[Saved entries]
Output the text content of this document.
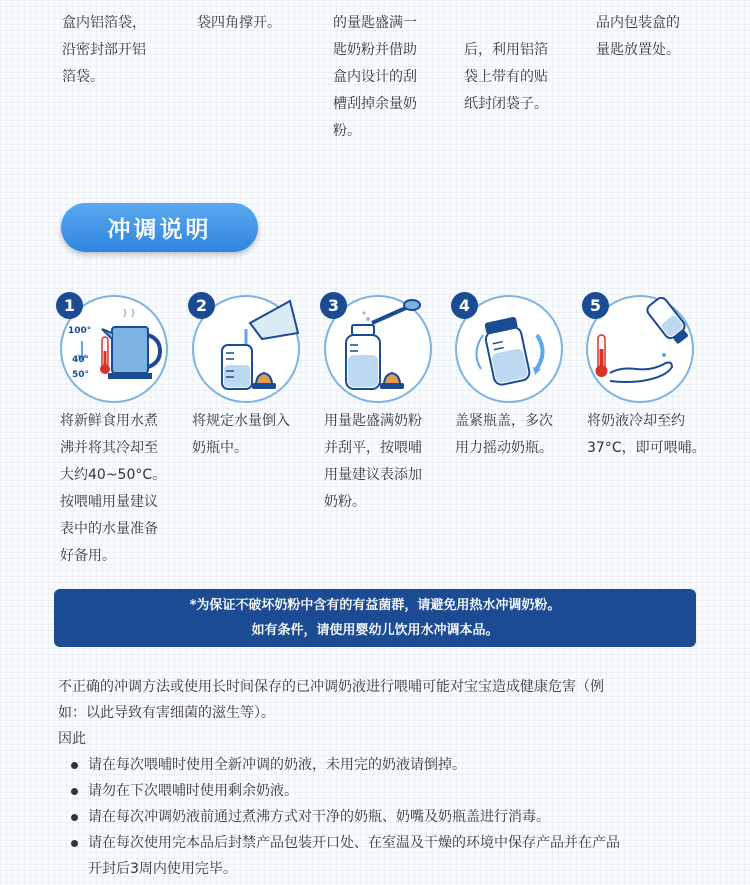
盒内铝箔袋，
沿密封部开铝
箔袋。
袋四角撑开。	的量匙盛满一
匙奶粉并借助
盒内设计的刮
槽刮掉余量奶
粉。
后，利用铝箔
袋上带有的贴
纸封闭袋子。
品内包装盒的
量匙放置处。
冲调说明
100°
40°
50°
1
将新鲜食用水煮
沸并将其冷却至
大约40~50°C。
按喂哺用量建议
表中的水量准备
好备用。
2
将规定水量倒入
奶瓶中。
3
用量匙盛满奶粉
并刮平，按喂哺
用量建议表添加
奶粉。
4
盖紧瓶盖，多次
用力摇动奶瓶。
5
将奶液冷却至约
37°C，即可喂哺。
*为保证不破坏奶粉中含有的有益菌群，请避免用热水冲调奶粉。
如有条件，请使用婴幼儿饮用水冲调本品。
不正确的冲调方法或使用长时间保存的已冲调奶液进行喂哺可能对宝宝造成健康危害（例
如：以此导致有害细菌的滋生等）。
因此
请在每次喂哺时使用全新冲调的奶液，未用完的奶液请倒掉。
请勿在下次喂哺时使用剩余奶液。
请在每次冲调奶液前通过煮沸方式对干净的奶瓶、奶嘴及奶瓶盖进行消毒。
请在每次使用完本品后封禁产品包装开口处、在室温及干燥的环境中保存产品并在产品
开封后3周内使用完毕。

Written problem
Make an exact copy of the records shown above, without the pictures.

Response to this task
Output the text content of this document.
盒内铝箔袋，
沿密封部开铝
箔袋。
袋四角撑开。	的量匙盛满一
匙奶粉并借助
盒内设计的刮
槽刮掉余量奶
粉。
后，利用铝箔
袋上带有的贴
纸封闭袋子。
品内包装盒的
量匙放置处。
冲调说明
100°
40°
50°
1
将新鲜食用水煮
沸并将其冷却至
大约40~50°C。
按喂哺用量建议
表中的水量准备
好备用。
2
将规定水量倒入
奶瓶中。
3
用量匙盛满奶粉
并刮平，按喂哺
用量建议表添加
奶粉。
4
盖紧瓶盖，多次
用力摇动奶瓶。
5
将奶液冷却至约
37°C，即可喂哺。
*为保证不破坏奶粉中含有的有益菌群，请避免用热水冲调奶粉。
如有条件，请使用婴幼儿饮用水冲调本品。
不正确的冲调方法或使用长时间保存的已冲调奶液进行喂哺可能对宝宝造成健康危害（例
如：以此导致有害细菌的滋生等）。
因此
请在每次喂哺时使用全新冲调的奶液，未用完的奶液请倒掉。
请勿在下次喂哺时使用剩余奶液。
请在每次冲调奶液前通过煮沸方式对干净的奶瓶、奶嘴及奶瓶盖进行消毒。
请在每次使用完本品后封禁产品包装开口处、在室温及干燥的环境中保存产品并在产品
开封后3周内使用完毕。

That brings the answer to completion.